------ Source excerpt

1) Hmm. Currently I've been experimenting around with Arc's type system. The type system is "not bad" but there's a definite problem: making a user-defined type quack like a built-in type is very difficult. My "Create your own collection" series is probably of interest in this research.

If however you are using only user types (not masquerading existing types), then nex3's defm macro is your friend: http://arclanguage.com/item?id=4644

2) LOL. However, if you need just the "then" branch, or just the "else" branch, you can use the 'when and 'unless macros:

  (from "arc.arc")
  [mac] (when test . body)
   When `test' is true, do `body'.
      See also [[unless]] [[if]] [[awhen]] 
  nil
  arc> (help unless)
  (from "arc.arc")
  [mac] (unless test . body)
   When `test' is not true, do `body'.

------------
------ Given information

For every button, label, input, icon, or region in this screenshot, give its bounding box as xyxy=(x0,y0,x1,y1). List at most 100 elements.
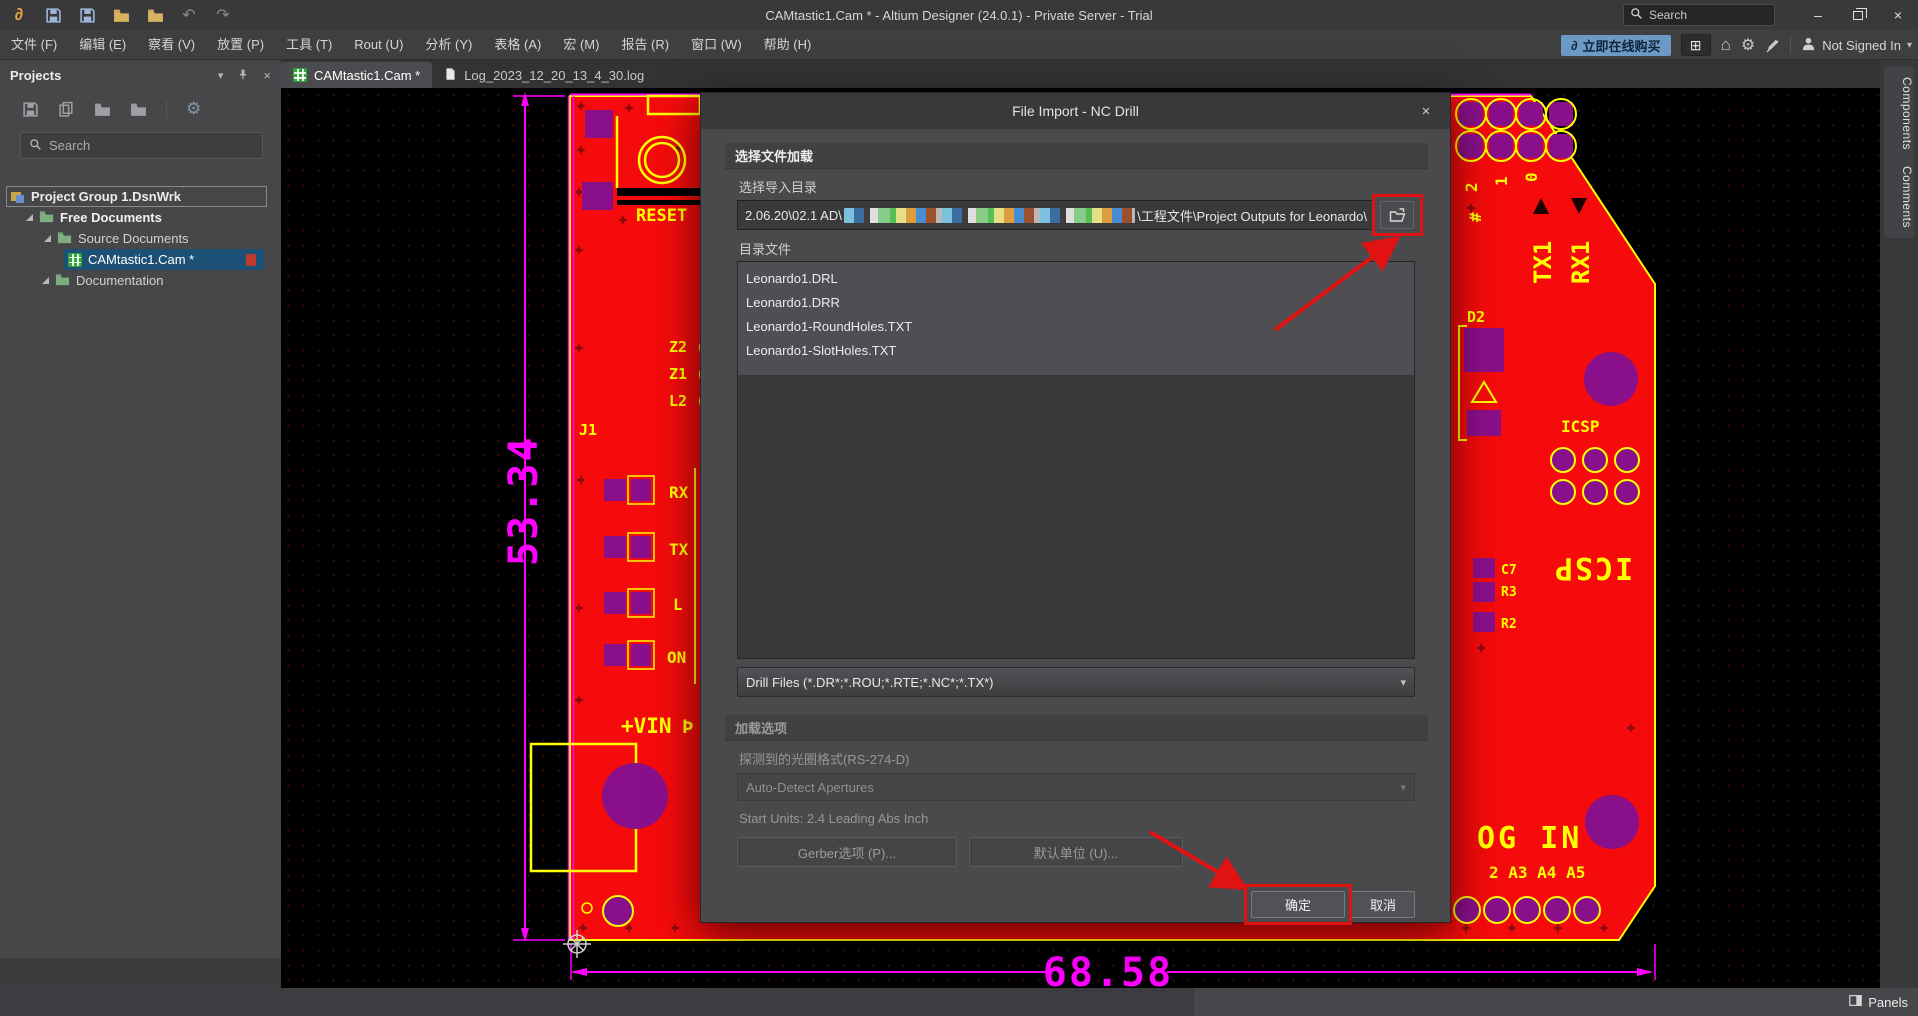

------------

**What you will do:** In the Arc programming post, which macro is recommended for someone using only user types rather than masquerading existing ones?

**Result for this task:** nex3's defm macro